## What you should do
Lines holding the string "color" are the ones to copy from this listing.

(A block of data)

===

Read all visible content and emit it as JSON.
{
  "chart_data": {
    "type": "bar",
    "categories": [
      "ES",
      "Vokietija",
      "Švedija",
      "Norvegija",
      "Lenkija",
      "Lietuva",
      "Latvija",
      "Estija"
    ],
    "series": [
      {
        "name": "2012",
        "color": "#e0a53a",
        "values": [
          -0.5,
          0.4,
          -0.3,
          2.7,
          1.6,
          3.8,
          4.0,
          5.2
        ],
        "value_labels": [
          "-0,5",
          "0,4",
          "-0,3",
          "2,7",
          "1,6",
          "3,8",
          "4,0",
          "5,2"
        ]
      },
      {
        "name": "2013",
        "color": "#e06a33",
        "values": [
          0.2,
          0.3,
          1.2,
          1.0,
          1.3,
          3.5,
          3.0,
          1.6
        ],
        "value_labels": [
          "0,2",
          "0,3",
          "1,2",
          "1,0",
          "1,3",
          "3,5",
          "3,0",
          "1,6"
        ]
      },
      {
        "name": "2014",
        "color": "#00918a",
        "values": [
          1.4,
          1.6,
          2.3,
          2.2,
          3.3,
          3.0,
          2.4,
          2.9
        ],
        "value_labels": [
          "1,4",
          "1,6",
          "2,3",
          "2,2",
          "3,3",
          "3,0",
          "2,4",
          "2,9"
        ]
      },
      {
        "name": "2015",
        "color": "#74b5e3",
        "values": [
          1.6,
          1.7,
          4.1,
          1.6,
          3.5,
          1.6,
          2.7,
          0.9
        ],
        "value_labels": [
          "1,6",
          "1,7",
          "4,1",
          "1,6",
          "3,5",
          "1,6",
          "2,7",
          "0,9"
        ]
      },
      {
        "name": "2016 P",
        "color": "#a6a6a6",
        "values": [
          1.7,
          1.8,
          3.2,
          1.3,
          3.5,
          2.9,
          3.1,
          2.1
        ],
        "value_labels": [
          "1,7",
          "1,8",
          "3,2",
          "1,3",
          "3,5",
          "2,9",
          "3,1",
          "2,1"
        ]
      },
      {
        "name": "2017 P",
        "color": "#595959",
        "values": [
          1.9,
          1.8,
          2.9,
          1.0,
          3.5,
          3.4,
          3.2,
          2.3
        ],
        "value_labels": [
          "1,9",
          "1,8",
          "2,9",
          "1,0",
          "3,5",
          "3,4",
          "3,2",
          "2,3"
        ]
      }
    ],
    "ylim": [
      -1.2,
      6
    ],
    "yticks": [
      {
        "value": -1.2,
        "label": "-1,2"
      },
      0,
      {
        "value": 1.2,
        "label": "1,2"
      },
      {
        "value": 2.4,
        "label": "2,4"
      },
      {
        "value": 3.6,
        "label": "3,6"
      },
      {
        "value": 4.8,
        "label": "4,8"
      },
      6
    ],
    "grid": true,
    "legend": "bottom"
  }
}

===

## Full response
        "color": "#e0a53a",
        "color": "#e06a33",
        "color": "#00918a",
        "color": "#74b5e3",
        "color": "#a6a6a6",
        "color": "#595959",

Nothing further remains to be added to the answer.